- [Written instruction]: Reply with one number: the count of lines in the data that hold the string "United".

- [Extracted material]:
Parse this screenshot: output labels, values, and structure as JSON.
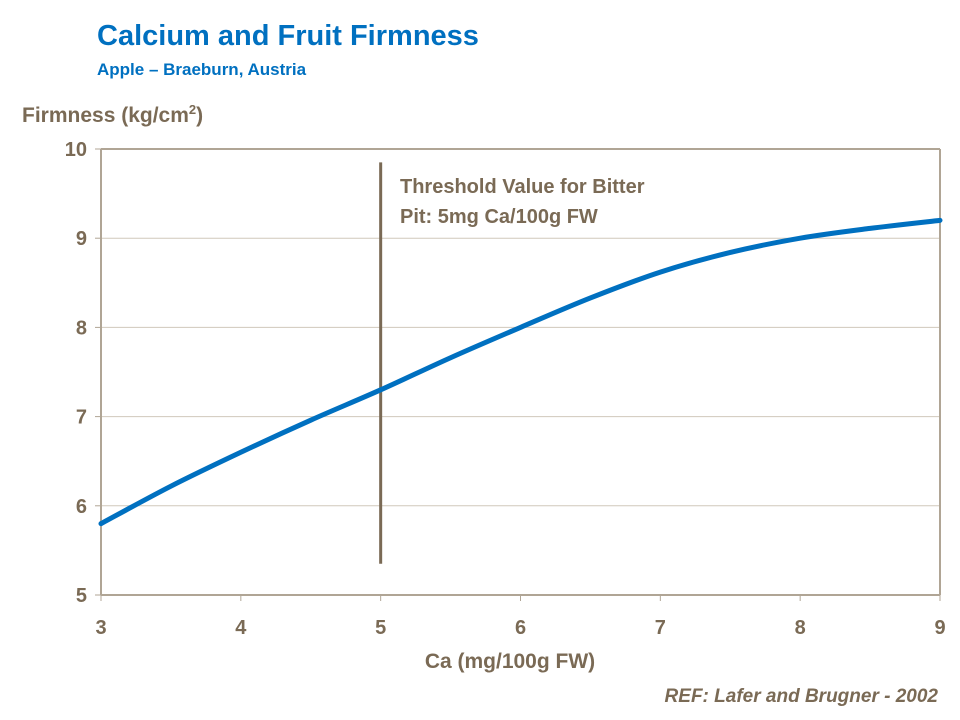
{
  "chart_data": {
    "type": "line",
    "title": "Calcium and Fruit Firmness",
    "subtitle": "Apple – Braeburn, Austria",
    "ylabel": "Firmness (kg/cm",
    "ylabel_sup": "2",
    "ylabel_end": ")",
    "xlabel": "Ca (mg/100g FW)",
    "xlim": [
      3,
      9
    ],
    "ylim": [
      5,
      10
    ],
    "xticks": [
      3,
      4,
      5,
      6,
      7,
      8,
      9
    ],
    "yticks": [
      5,
      6,
      7,
      8,
      9,
      10
    ],
    "grid": "horizontal",
    "series": [
      {
        "x": [
          3,
          3.5,
          4,
          4.5,
          5,
          5.5,
          6,
          6.5,
          7,
          7.5,
          8,
          8.5,
          9
        ],
        "y": [
          5.8,
          6.22,
          6.6,
          6.96,
          7.3,
          7.66,
          8.0,
          8.33,
          8.62,
          8.84,
          9.0,
          9.11,
          9.2
        ],
        "color": "#0070c0"
      }
    ],
    "threshold": {
      "x": 5,
      "y_range": [
        5.35,
        9.85
      ],
      "color": "#7a6a55",
      "label_line1": "Threshold Value for Bitter",
      "label_line2": "Pit: 5mg Ca/100g FW"
    },
    "reference": "REF: Lafer and Brugner - 2002"
  }
}
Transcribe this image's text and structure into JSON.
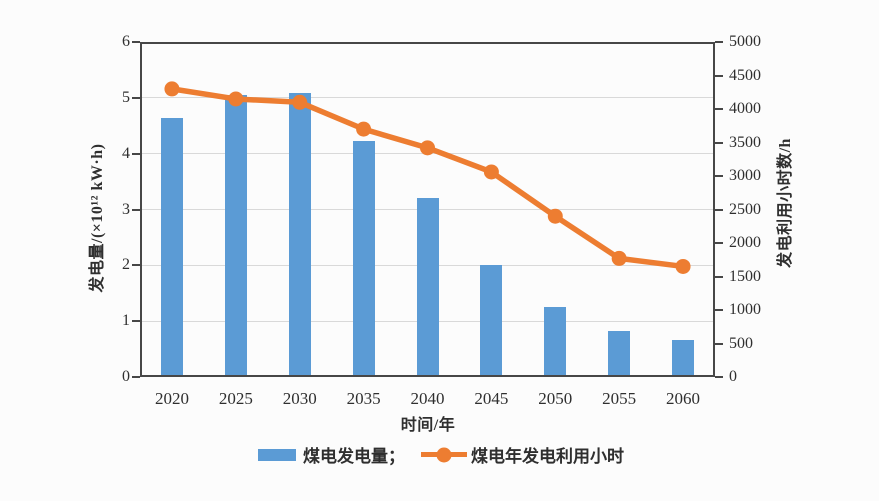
{
  "chart_data": {
    "type": "bar+line combo",
    "categories": [
      "2020",
      "2025",
      "2030",
      "2035",
      "2040",
      "2045",
      "2050",
      "2055",
      "2060"
    ],
    "series": [
      {
        "name": "煤电发电量",
        "type": "bar",
        "axis": "left",
        "color": "#5B9BD5",
        "values": [
          4.63,
          5.05,
          5.08,
          4.22,
          3.2,
          2.0,
          1.25,
          0.82,
          0.66
        ]
      },
      {
        "name": "煤电年发电利用小时",
        "type": "line",
        "axis": "right",
        "color": "#ED7D31",
        "values": [
          4300,
          4150,
          4100,
          3700,
          3420,
          3060,
          2400,
          1770,
          1650
        ]
      }
    ],
    "left_axis": {
      "label": "发电量/(×10¹² kW·h)",
      "min": 0,
      "max": 6,
      "step": 1,
      "ticks": [
        "0",
        "1",
        "2",
        "3",
        "4",
        "5",
        "6"
      ]
    },
    "right_axis": {
      "label": "发电利用小时数/h",
      "min": 0,
      "max": 5000,
      "step": 500,
      "ticks": [
        "0",
        "500",
        "1000",
        "1500",
        "2000",
        "2500",
        "3000",
        "3500",
        "4000",
        "4500",
        "5000"
      ]
    },
    "x_axis": {
      "label": "时间/年"
    },
    "legend": [
      {
        "label": "煤电发电量；",
        "swatch": "bar"
      },
      {
        "label": "煤电年发电利用小时",
        "swatch": "line"
      }
    ],
    "grid": "horizontal gridlines at left-axis values 1-5",
    "legend_position": "bottom-center",
    "frame_color": "#474747",
    "grid_color": "#d9d9d9"
  }
}
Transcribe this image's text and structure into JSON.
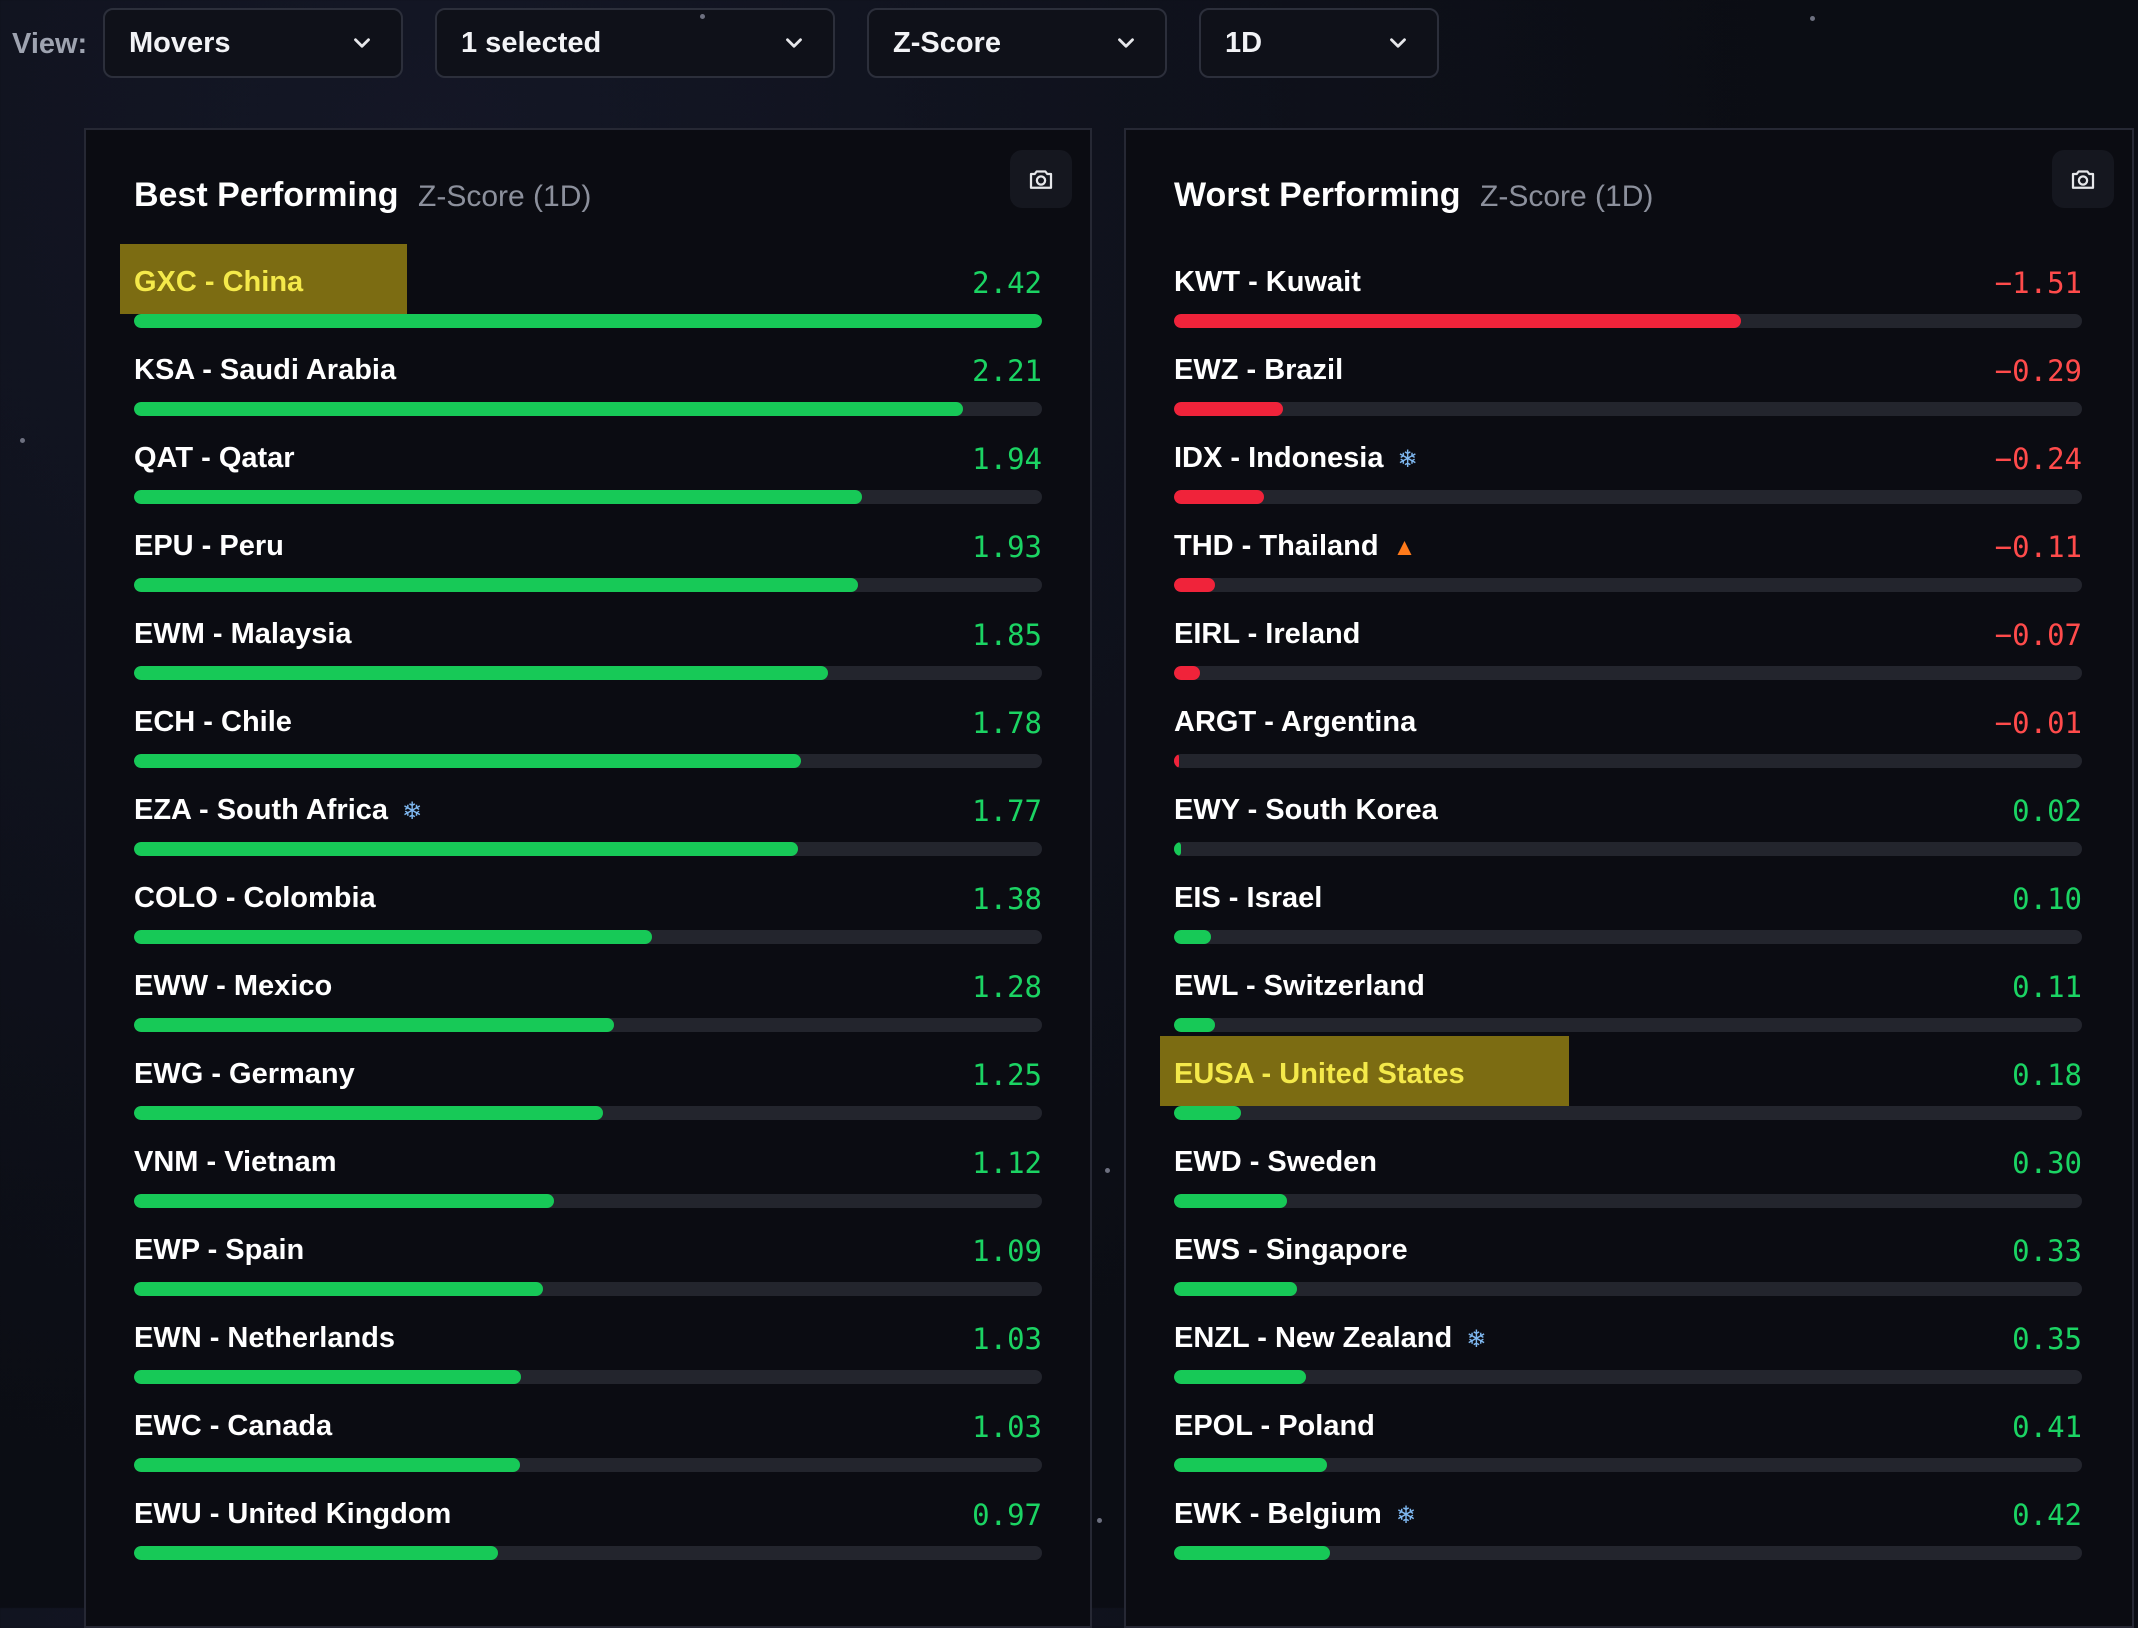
{
  "view": {
    "label": "View:",
    "selects": [
      {
        "value": "Movers"
      },
      {
        "value": "1 selected"
      },
      {
        "value": "Z-Score"
      },
      {
        "value": "1D"
      }
    ]
  },
  "colors": {
    "positive": "#17c957",
    "negative": "#f0233a",
    "highlight": "#7c6c12"
  },
  "best": {
    "title": "Best Performing",
    "subtitle": "Z-Score (1D)",
    "rows": [
      {
        "name": "GXC - China",
        "value": "2.42",
        "sign": "pos",
        "fill": 1.0,
        "highlight": true
      },
      {
        "name": "KSA - Saudi Arabia",
        "value": "2.21",
        "sign": "pos",
        "fill": 0.913
      },
      {
        "name": "QAT - Qatar",
        "value": "1.94",
        "sign": "pos",
        "fill": 0.802
      },
      {
        "name": "EPU - Peru",
        "value": "1.93",
        "sign": "pos",
        "fill": 0.797
      },
      {
        "name": "EWM - Malaysia",
        "value": "1.85",
        "sign": "pos",
        "fill": 0.764
      },
      {
        "name": "ECH - Chile",
        "value": "1.78",
        "sign": "pos",
        "fill": 0.735
      },
      {
        "name": "EZA - South Africa",
        "value": "1.77",
        "sign": "pos",
        "fill": 0.731,
        "icon": "snowflake"
      },
      {
        "name": "COLO - Colombia",
        "value": "1.38",
        "sign": "pos",
        "fill": 0.57
      },
      {
        "name": "EWW - Mexico",
        "value": "1.28",
        "sign": "pos",
        "fill": 0.529
      },
      {
        "name": "EWG - Germany",
        "value": "1.25",
        "sign": "pos",
        "fill": 0.517
      },
      {
        "name": "VNM - Vietnam",
        "value": "1.12",
        "sign": "pos",
        "fill": 0.463
      },
      {
        "name": "EWP - Spain",
        "value": "1.09",
        "sign": "pos",
        "fill": 0.45
      },
      {
        "name": "EWN - Netherlands",
        "value": "1.03",
        "sign": "pos",
        "fill": 0.426
      },
      {
        "name": "EWC - Canada",
        "value": "1.03",
        "sign": "pos",
        "fill": 0.425
      },
      {
        "name": "EWU - United Kingdom",
        "value": "0.97",
        "sign": "pos",
        "fill": 0.401
      }
    ]
  },
  "worst": {
    "title": "Worst Performing",
    "subtitle": "Z-Score (1D)",
    "rows": [
      {
        "name": "KWT - Kuwait",
        "value": "−1.51",
        "sign": "neg",
        "fill": 0.624
      },
      {
        "name": "EWZ - Brazil",
        "value": "−0.29",
        "sign": "neg",
        "fill": 0.12
      },
      {
        "name": "IDX - Indonesia",
        "value": "−0.24",
        "sign": "neg",
        "fill": 0.099,
        "icon": "snowflake"
      },
      {
        "name": "THD - Thailand",
        "value": "−0.11",
        "sign": "neg",
        "fill": 0.045,
        "icon": "fire"
      },
      {
        "name": "EIRL - Ireland",
        "value": "−0.07",
        "sign": "neg",
        "fill": 0.029
      },
      {
        "name": "ARGT - Argentina",
        "value": "−0.01",
        "sign": "neg",
        "fill": 0.006
      },
      {
        "name": "EWY - South Korea",
        "value": "0.02",
        "sign": "pos",
        "fill": 0.008
      },
      {
        "name": "EIS - Israel",
        "value": "0.10",
        "sign": "pos",
        "fill": 0.041
      },
      {
        "name": "EWL - Switzerland",
        "value": "0.11",
        "sign": "pos",
        "fill": 0.045
      },
      {
        "name": "EUSA - United States",
        "value": "0.18",
        "sign": "pos",
        "fill": 0.074,
        "highlight": true
      },
      {
        "name": "EWD - Sweden",
        "value": "0.30",
        "sign": "pos",
        "fill": 0.124
      },
      {
        "name": "EWS - Singapore",
        "value": "0.33",
        "sign": "pos",
        "fill": 0.136
      },
      {
        "name": "ENZL - New Zealand",
        "value": "0.35",
        "sign": "pos",
        "fill": 0.145,
        "icon": "snowflake"
      },
      {
        "name": "EPOL - Poland",
        "value": "0.41",
        "sign": "pos",
        "fill": 0.169
      },
      {
        "name": "EWK - Belgium",
        "value": "0.42",
        "sign": "pos",
        "fill": 0.172,
        "icon": "snowflake"
      }
    ]
  }
}
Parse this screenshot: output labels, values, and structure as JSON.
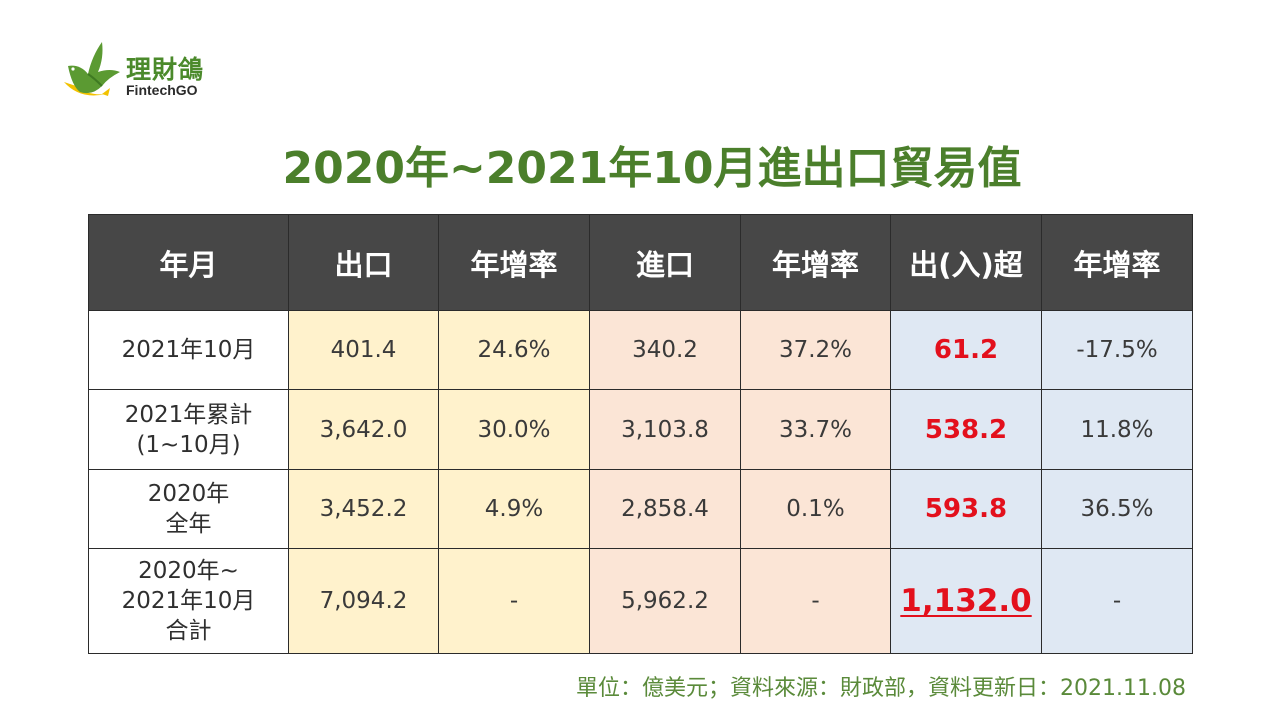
{
  "logo": {
    "name": "理財鴿",
    "sub": "FintechGO",
    "icon": "dove-logo-icon"
  },
  "title": "2020年~2021年10月進出口貿易值",
  "table": {
    "headers": [
      "年月",
      "出口",
      "年增率",
      "進口",
      "年增率",
      "出(入)超",
      "年增率"
    ],
    "rows": [
      {
        "label": [
          "2021年10月"
        ],
        "export": "401.4",
        "export_growth": "24.6%",
        "import": "340.2",
        "import_growth": "37.2%",
        "balance": "61.2",
        "balance_growth": "-17.5%"
      },
      {
        "label": [
          "2021年累計",
          "(1~10月)"
        ],
        "export": "3,642.0",
        "export_growth": "30.0%",
        "import": "3,103.8",
        "import_growth": "33.7%",
        "balance": "538.2",
        "balance_growth": "11.8%"
      },
      {
        "label": [
          "2020年",
          "全年"
        ],
        "export": "3,452.2",
        "export_growth": "4.9%",
        "import": "2,858.4",
        "import_growth": "0.1%",
        "balance": "593.8",
        "balance_growth": "36.5%"
      },
      {
        "label": [
          "2020年~",
          "2021年10月",
          "合計"
        ],
        "export": "7,094.2",
        "export_growth": "-",
        "import": "5,962.2",
        "import_growth": "-",
        "balance": "1,132.0",
        "balance_growth": "-"
      }
    ]
  },
  "footer": "單位：億美元；資料來源：財政部，資料更新日：2021.11.08",
  "colors": {
    "title": "#4b7f2b",
    "header_bg": "#474747",
    "export_bg": "#fff2cc",
    "import_bg": "#fbe5d6",
    "balance_bg": "#dfe8f3",
    "surplus": "#e3101c"
  }
}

- [Solution to this task]: 2